*Task prompt*. Find the lines that include the string "Source" and report how many there are. Give no other text.

Excerpt from a dataset:

========

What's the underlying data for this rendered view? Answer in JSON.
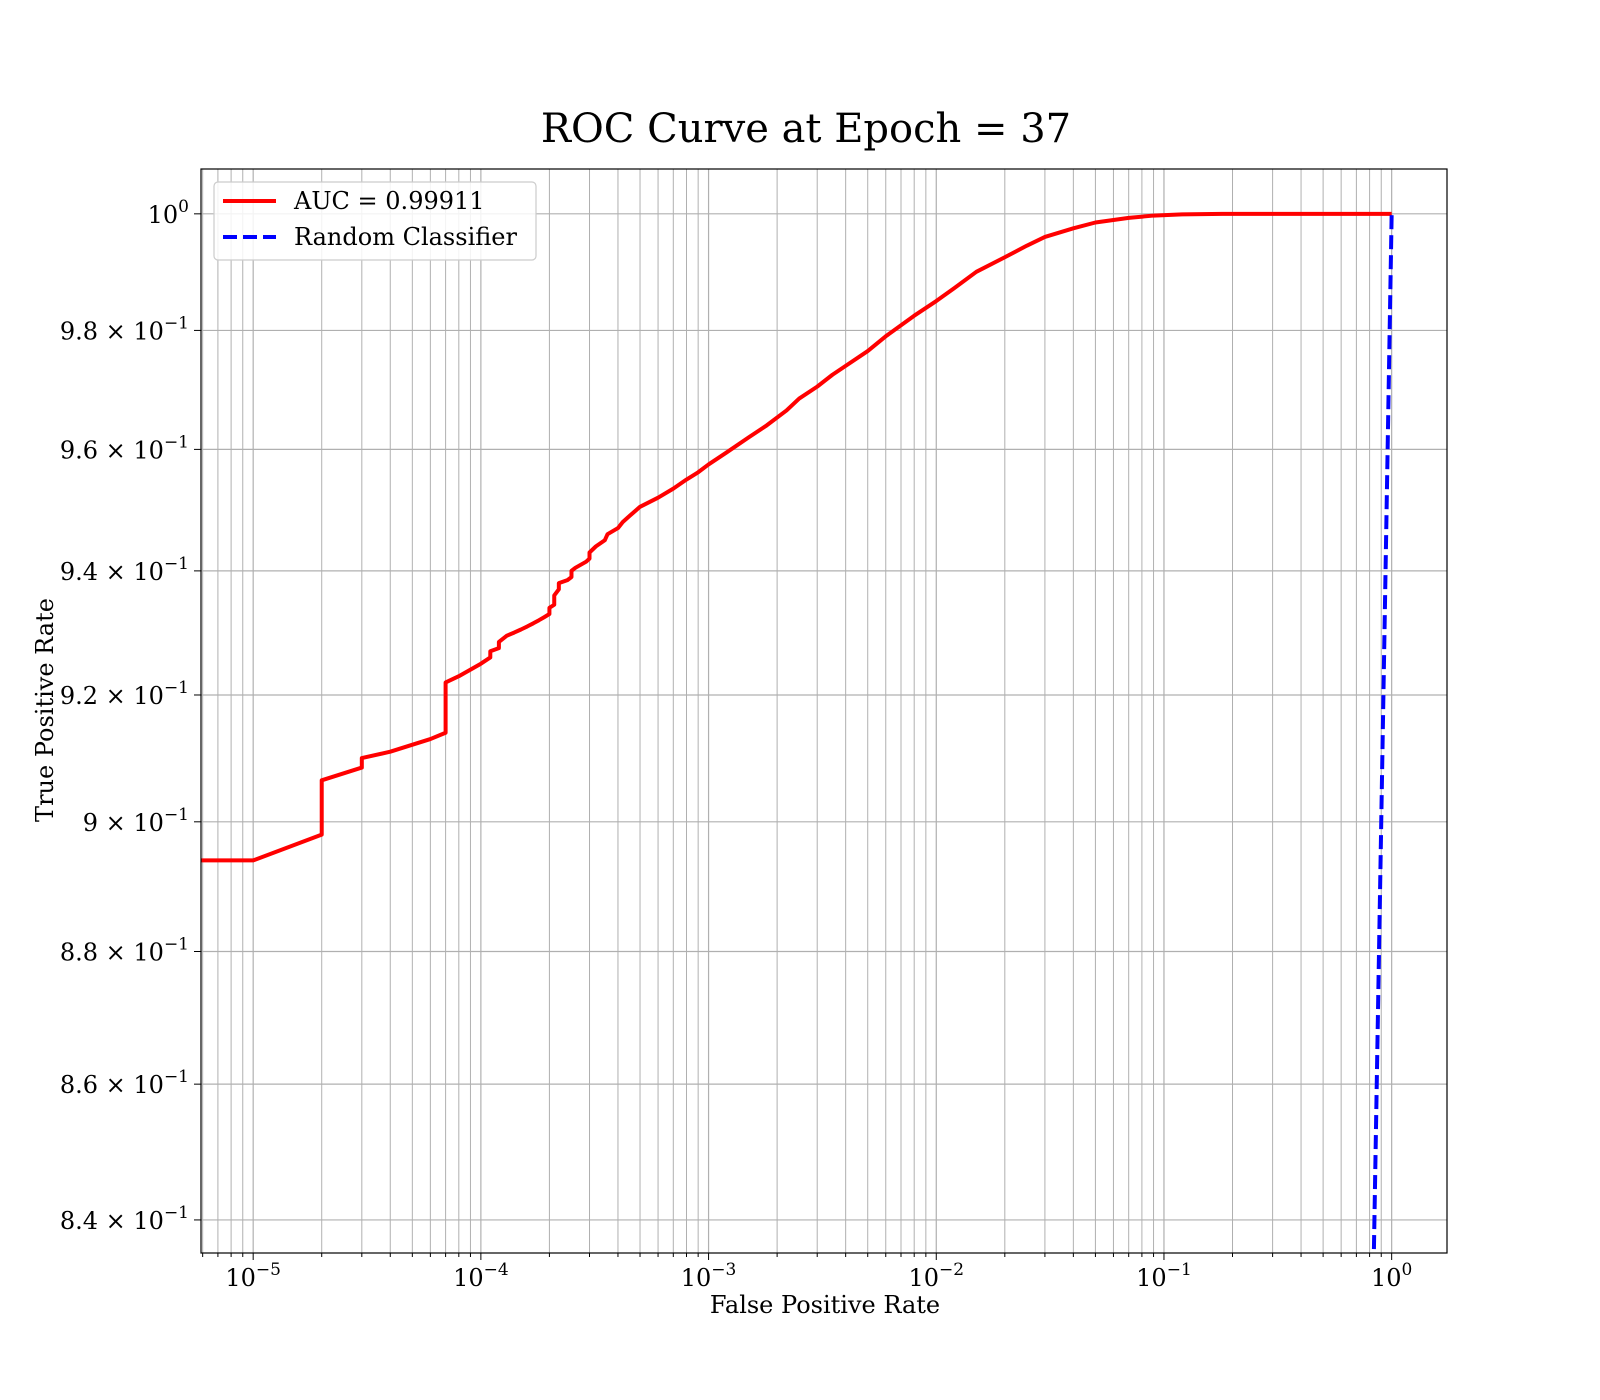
{
  "chart_data": {
    "type": "line",
    "title": "ROC Curve at Epoch = 37",
    "xlabel": "False Positive Rate",
    "ylabel": "True Positive Rate",
    "xscale": "log",
    "yscale": "log",
    "xlim": [
      5.9e-06,
      1.75
    ],
    "ylim": [
      0.8352,
      1.0078
    ],
    "grid": true,
    "grid_minor": true,
    "legend_position": "top-left",
    "x_ticks": [
      {
        "base": "10",
        "exp": "−5"
      },
      {
        "base": "10",
        "exp": "−4"
      },
      {
        "base": "10",
        "exp": "−3"
      },
      {
        "base": "10",
        "exp": "−2"
      },
      {
        "base": "10",
        "exp": "−1"
      },
      {
        "base": "10",
        "exp": "0"
      }
    ],
    "y_ticks": [
      {
        "mant": "",
        "base": "10",
        "exp": "0"
      },
      {
        "mant": "9.8",
        "base": "10",
        "exp": "−1"
      },
      {
        "mant": "9.6",
        "base": "10",
        "exp": "−1"
      },
      {
        "mant": "9.4",
        "base": "10",
        "exp": "−1"
      },
      {
        "mant": "9.2",
        "base": "10",
        "exp": "−1"
      },
      {
        "mant": "9",
        "base": "10",
        "exp": "−1"
      },
      {
        "mant": "8.8",
        "base": "10",
        "exp": "−1"
      },
      {
        "mant": "8.6",
        "base": "10",
        "exp": "−1"
      },
      {
        "mant": "8.4",
        "base": "10",
        "exp": "−1"
      }
    ],
    "series": [
      {
        "name": "AUC = 0.99911",
        "color": "#ff0000",
        "style": "solid",
        "x": [
          1e-06,
          1e-05,
          2e-05,
          2e-05,
          3e-05,
          3e-05,
          4e-05,
          6e-05,
          7e-05,
          7e-05,
          8e-05,
          0.0001,
          0.00011,
          0.00011,
          0.00012,
          0.00012,
          0.00013,
          0.00014,
          0.00015,
          0.00016,
          0.00017,
          0.00018,
          0.00019,
          0.0002,
          0.0002,
          0.00021,
          0.00021,
          0.00022,
          0.00022,
          0.00024,
          0.00025,
          0.00025,
          0.00026,
          0.00029,
          0.0003,
          0.0003,
          0.00032,
          0.00035,
          0.00036,
          0.0004,
          0.00042,
          0.00045,
          0.0005,
          0.0006,
          0.0007,
          0.0008,
          0.0009,
          0.001,
          0.0012,
          0.0015,
          0.0018,
          0.0022,
          0.0025,
          0.003,
          0.0035,
          0.004,
          0.005,
          0.006,
          0.008,
          0.01,
          0.012,
          0.015,
          0.02,
          0.025,
          0.03,
          0.04,
          0.05,
          0.07,
          0.09,
          0.12,
          0.18,
          0.3,
          0.5,
          1.0
        ],
        "y": [
          0.894,
          0.894,
          0.898,
          0.9065,
          0.9085,
          0.91,
          0.911,
          0.913,
          0.914,
          0.922,
          0.923,
          0.925,
          0.926,
          0.927,
          0.9275,
          0.9285,
          0.9295,
          0.93,
          0.9305,
          0.931,
          0.9315,
          0.932,
          0.9325,
          0.933,
          0.934,
          0.9345,
          0.936,
          0.937,
          0.938,
          0.9385,
          0.939,
          0.94,
          0.9405,
          0.9415,
          0.942,
          0.943,
          0.944,
          0.945,
          0.946,
          0.947,
          0.948,
          0.949,
          0.9505,
          0.952,
          0.9535,
          0.955,
          0.9562,
          0.9575,
          0.9595,
          0.962,
          0.964,
          0.9665,
          0.9685,
          0.9705,
          0.9725,
          0.974,
          0.9765,
          0.979,
          0.9825,
          0.985,
          0.9872,
          0.99,
          0.9925,
          0.9945,
          0.996,
          0.9975,
          0.9985,
          0.9993,
          0.9997,
          0.9999,
          1.0,
          1.0,
          1.0,
          1.0
        ]
      },
      {
        "name": "Random Classifier",
        "color": "#0000ff",
        "style": "dashed",
        "x": [
          0.83,
          0.85,
          0.9,
          0.95,
          1.0
        ],
        "y": [
          0.83,
          0.85,
          0.9,
          0.95,
          1.0
        ]
      }
    ]
  }
}
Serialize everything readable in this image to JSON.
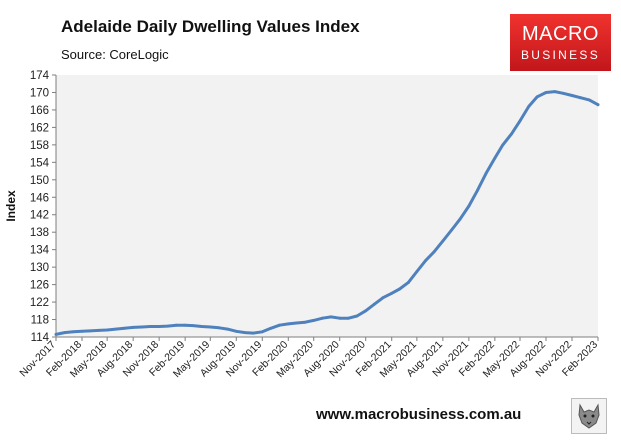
{
  "header": {
    "title": "Adelaide Daily Dwelling Values Index",
    "subtitle": "Source: CoreLogic"
  },
  "logo": {
    "line1": "MACRO",
    "line2": "BUSINESS"
  },
  "footer": {
    "url": "www.macrobusiness.com.au"
  },
  "colors": {
    "series": "#4f81bd",
    "plot_bg": "#f2f2f2",
    "logo_red": "#e0282a"
  },
  "chart_data": {
    "type": "line",
    "title": "Adelaide Daily Dwelling Values Index",
    "subtitle": "Source: CoreLogic",
    "xlabel": "",
    "ylabel": "Index",
    "ylim": [
      114,
      174
    ],
    "yticks": [
      114,
      118,
      122,
      126,
      130,
      134,
      138,
      142,
      146,
      150,
      154,
      158,
      162,
      166,
      170,
      174
    ],
    "xlim": [
      "2017-11-01",
      "2023-02-01"
    ],
    "xticks": [
      "2017-11-01",
      "2018-02-01",
      "2018-05-01",
      "2018-08-01",
      "2018-11-01",
      "2019-02-01",
      "2019-05-01",
      "2019-08-01",
      "2019-11-01",
      "2020-02-01",
      "2020-05-01",
      "2020-08-01",
      "2020-11-01",
      "2021-02-01",
      "2021-05-01",
      "2021-08-01",
      "2021-11-01",
      "2022-02-01",
      "2022-05-01",
      "2022-08-01",
      "2022-11-01",
      "2023-02-01"
    ],
    "xtick_labels": [
      "Nov-2017",
      "Feb-2018",
      "May-2018",
      "Aug-2018",
      "Nov-2018",
      "Feb-2019",
      "May-2019",
      "Aug-2019",
      "Nov-2019",
      "Feb-2020",
      "May-2020",
      "Aug-2020",
      "Nov-2020",
      "Feb-2021",
      "May-2021",
      "Aug-2021",
      "Nov-2021",
      "Feb-2022",
      "May-2022",
      "Aug-2022",
      "Nov-2022",
      "Feb-2023"
    ],
    "grid": false,
    "legend": "none",
    "series": [
      {
        "values": [
          [
            "2017-11-01",
            114.6
          ],
          [
            "2017-12-01",
            115.0
          ],
          [
            "2018-01-01",
            115.2
          ],
          [
            "2018-02-01",
            115.3
          ],
          [
            "2018-03-01",
            115.4
          ],
          [
            "2018-04-01",
            115.5
          ],
          [
            "2018-05-01",
            115.6
          ],
          [
            "2018-06-01",
            115.8
          ],
          [
            "2018-07-01",
            116.0
          ],
          [
            "2018-08-01",
            116.2
          ],
          [
            "2018-09-01",
            116.3
          ],
          [
            "2018-10-01",
            116.4
          ],
          [
            "2018-11-01",
            116.4
          ],
          [
            "2018-12-01",
            116.5
          ],
          [
            "2019-01-01",
            116.7
          ],
          [
            "2019-02-01",
            116.7
          ],
          [
            "2019-03-01",
            116.6
          ],
          [
            "2019-04-01",
            116.4
          ],
          [
            "2019-05-01",
            116.3
          ],
          [
            "2019-06-01",
            116.1
          ],
          [
            "2019-07-01",
            115.8
          ],
          [
            "2019-08-01",
            115.3
          ],
          [
            "2019-09-01",
            115.0
          ],
          [
            "2019-10-01",
            114.9
          ],
          [
            "2019-11-01",
            115.2
          ],
          [
            "2019-12-01",
            116.0
          ],
          [
            "2020-01-01",
            116.7
          ],
          [
            "2020-02-01",
            117.0
          ],
          [
            "2020-03-01",
            117.2
          ],
          [
            "2020-04-01",
            117.4
          ],
          [
            "2020-05-01",
            117.8
          ],
          [
            "2020-06-01",
            118.3
          ],
          [
            "2020-07-01",
            118.6
          ],
          [
            "2020-08-01",
            118.3
          ],
          [
            "2020-09-01",
            118.3
          ],
          [
            "2020-10-01",
            118.8
          ],
          [
            "2020-11-01",
            120.0
          ],
          [
            "2020-12-01",
            121.5
          ],
          [
            "2021-01-01",
            123.0
          ],
          [
            "2021-02-01",
            124.0
          ],
          [
            "2021-03-01",
            125.0
          ],
          [
            "2021-04-01",
            126.5
          ],
          [
            "2021-05-01",
            129.0
          ],
          [
            "2021-06-01",
            131.5
          ],
          [
            "2021-07-01",
            133.5
          ],
          [
            "2021-08-01",
            136.0
          ],
          [
            "2021-09-01",
            138.5
          ],
          [
            "2021-10-01",
            141.0
          ],
          [
            "2021-11-01",
            144.0
          ],
          [
            "2021-12-01",
            147.5
          ],
          [
            "2022-01-01",
            151.5
          ],
          [
            "2022-02-01",
            155.0
          ],
          [
            "2022-03-01",
            158.0
          ],
          [
            "2022-04-01",
            160.5
          ],
          [
            "2022-05-01",
            163.5
          ],
          [
            "2022-06-01",
            166.8
          ],
          [
            "2022-07-01",
            169.0
          ],
          [
            "2022-08-01",
            170.0
          ],
          [
            "2022-09-01",
            170.2
          ],
          [
            "2022-10-01",
            169.8
          ],
          [
            "2022-11-01",
            169.3
          ],
          [
            "2022-12-01",
            168.8
          ],
          [
            "2023-01-01",
            168.3
          ],
          [
            "2023-02-01",
            167.2
          ]
        ]
      }
    ]
  }
}
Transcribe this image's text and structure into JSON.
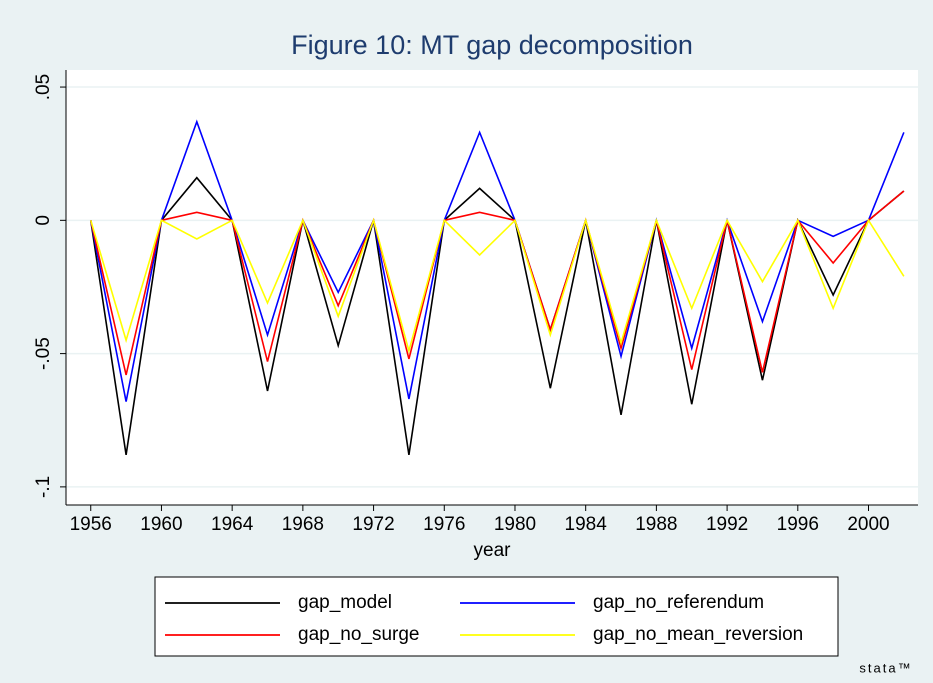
{
  "chart_data": {
    "type": "line",
    "title": "Figure 10: MT gap decomposition",
    "x_label": "year",
    "x": [
      1956,
      1958,
      1960,
      1962,
      1964,
      1966,
      1968,
      1970,
      1972,
      1974,
      1976,
      1978,
      1980,
      1982,
      1984,
      1986,
      1988,
      1990,
      1992,
      1994,
      1996,
      1998,
      2000,
      2002
    ],
    "series": [
      {
        "name": "gap_model",
        "color": "#000000",
        "values": [
          0,
          -0.088,
          0,
          0.016,
          0,
          -0.064,
          0,
          -0.047,
          0,
          -0.088,
          0,
          0.012,
          0,
          -0.063,
          0,
          -0.073,
          0,
          -0.069,
          0,
          -0.06,
          0,
          -0.028,
          0,
          0.011
        ]
      },
      {
        "name": "gap_no_referendum",
        "color": "#0000ff",
        "values": [
          0,
          -0.068,
          0,
          0.037,
          0,
          -0.043,
          0,
          -0.027,
          0,
          -0.067,
          0,
          0.033,
          0,
          -0.041,
          0,
          -0.051,
          0,
          -0.048,
          0,
          -0.038,
          0,
          -0.006,
          0,
          0.033
        ]
      },
      {
        "name": "gap_no_surge",
        "color": "#ff0000",
        "values": [
          0,
          -0.058,
          0,
          0.003,
          0,
          -0.053,
          0,
          -0.032,
          0,
          -0.052,
          0,
          0.003,
          0,
          -0.041,
          0,
          -0.048,
          0,
          -0.056,
          0,
          -0.057,
          0,
          -0.016,
          0,
          0.011
        ]
      },
      {
        "name": "gap_no_mean_reversion",
        "color": "#ffff00",
        "values": [
          0,
          -0.045,
          0,
          -0.007,
          0,
          -0.031,
          0,
          -0.036,
          0,
          -0.049,
          0,
          -0.013,
          0,
          -0.043,
          0,
          -0.046,
          0,
          -0.033,
          0,
          -0.023,
          0,
          -0.033,
          0,
          -0.021
        ]
      }
    ],
    "xlim": [
      1954.6,
      2002.8
    ],
    "xticks": [
      1956,
      1960,
      1964,
      1968,
      1972,
      1976,
      1980,
      1984,
      1988,
      1992,
      1996,
      2000
    ],
    "ylim": [
      -0.1068,
      0.0564
    ],
    "yticks": [
      {
        "value": -0.1,
        "label": "-.1"
      },
      {
        "value": -0.05,
        "label": "-.05"
      },
      0,
      {
        "value": 0.05,
        "label": ".05"
      }
    ],
    "grid": true,
    "legend": "bottom",
    "watermark": "stata™"
  }
}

========

*Full response*. 2